#### Records to use ####

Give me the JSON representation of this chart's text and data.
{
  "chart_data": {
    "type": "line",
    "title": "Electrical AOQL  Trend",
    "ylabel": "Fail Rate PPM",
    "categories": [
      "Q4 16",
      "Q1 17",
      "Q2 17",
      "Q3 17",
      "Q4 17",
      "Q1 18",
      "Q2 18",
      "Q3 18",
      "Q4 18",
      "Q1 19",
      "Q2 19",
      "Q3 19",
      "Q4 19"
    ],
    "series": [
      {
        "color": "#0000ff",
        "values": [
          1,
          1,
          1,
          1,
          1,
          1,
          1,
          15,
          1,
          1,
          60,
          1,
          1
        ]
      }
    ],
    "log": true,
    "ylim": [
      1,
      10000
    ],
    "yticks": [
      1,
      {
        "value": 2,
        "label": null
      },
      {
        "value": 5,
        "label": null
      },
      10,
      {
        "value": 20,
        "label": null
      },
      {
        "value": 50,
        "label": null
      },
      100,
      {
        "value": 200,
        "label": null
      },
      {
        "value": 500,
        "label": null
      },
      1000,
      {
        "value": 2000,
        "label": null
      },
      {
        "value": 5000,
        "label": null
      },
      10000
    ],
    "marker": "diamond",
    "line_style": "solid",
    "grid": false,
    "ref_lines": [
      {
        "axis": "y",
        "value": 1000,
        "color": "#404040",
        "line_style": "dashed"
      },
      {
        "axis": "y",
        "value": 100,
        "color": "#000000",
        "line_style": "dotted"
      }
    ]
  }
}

####

What the task requires: Your task is to retype all the records above with nothing left out.

Written answer:
Give me the JSON representation of this chart's text and data.
{
  "chart_data": {
    "type": "line",
    "title": "Electrical AOQL  Trend",
    "ylabel": "Fail Rate PPM",
    "categories": [
      "Q4 16",
      "Q1 17",
      "Q2 17",
      "Q3 17",
      "Q4 17",
      "Q1 18",
      "Q2 18",
      "Q3 18",
      "Q4 18",
      "Q1 19",
      "Q2 19",
      "Q3 19",
      "Q4 19"
    ],
    "series": [
      {
        "color": "#0000ff",
        "values": [
          1,
          1,
          1,
          1,
          1,
          1,
          1,
          15,
          1,
          1,
          60,
          1,
          1
        ]
      }
    ],
    "log": true,
    "ylim": [
      1,
      10000
    ],
    "yticks": [
      1,
      {
        "value": 2,
        "label": null
      },
      {
        "value": 5,
        "label": null
      },
      10,
      {
        "value": 20,
        "label": null
      },
      {
        "value": 50,
        "label": null
      },
      100,
      {
        "value": 200,
        "label": null
      },
      {
        "value": 500,
        "label": null
      },
      1000,
      {
        "value": 2000,
        "label": null
      },
      {
        "value": 5000,
        "label": null
      },
      10000
    ],
    "marker": "diamond",
    "line_style": "solid",
    "grid": false,
    "ref_lines": [
      {
        "axis": "y",
        "value": 1000,
        "color": "#404040",
        "line_style": "dashed"
      },
      {
        "axis": "y",
        "value": 100,
        "color": "#000000",
        "line_style": "dotted"
      }
    ]
  }
}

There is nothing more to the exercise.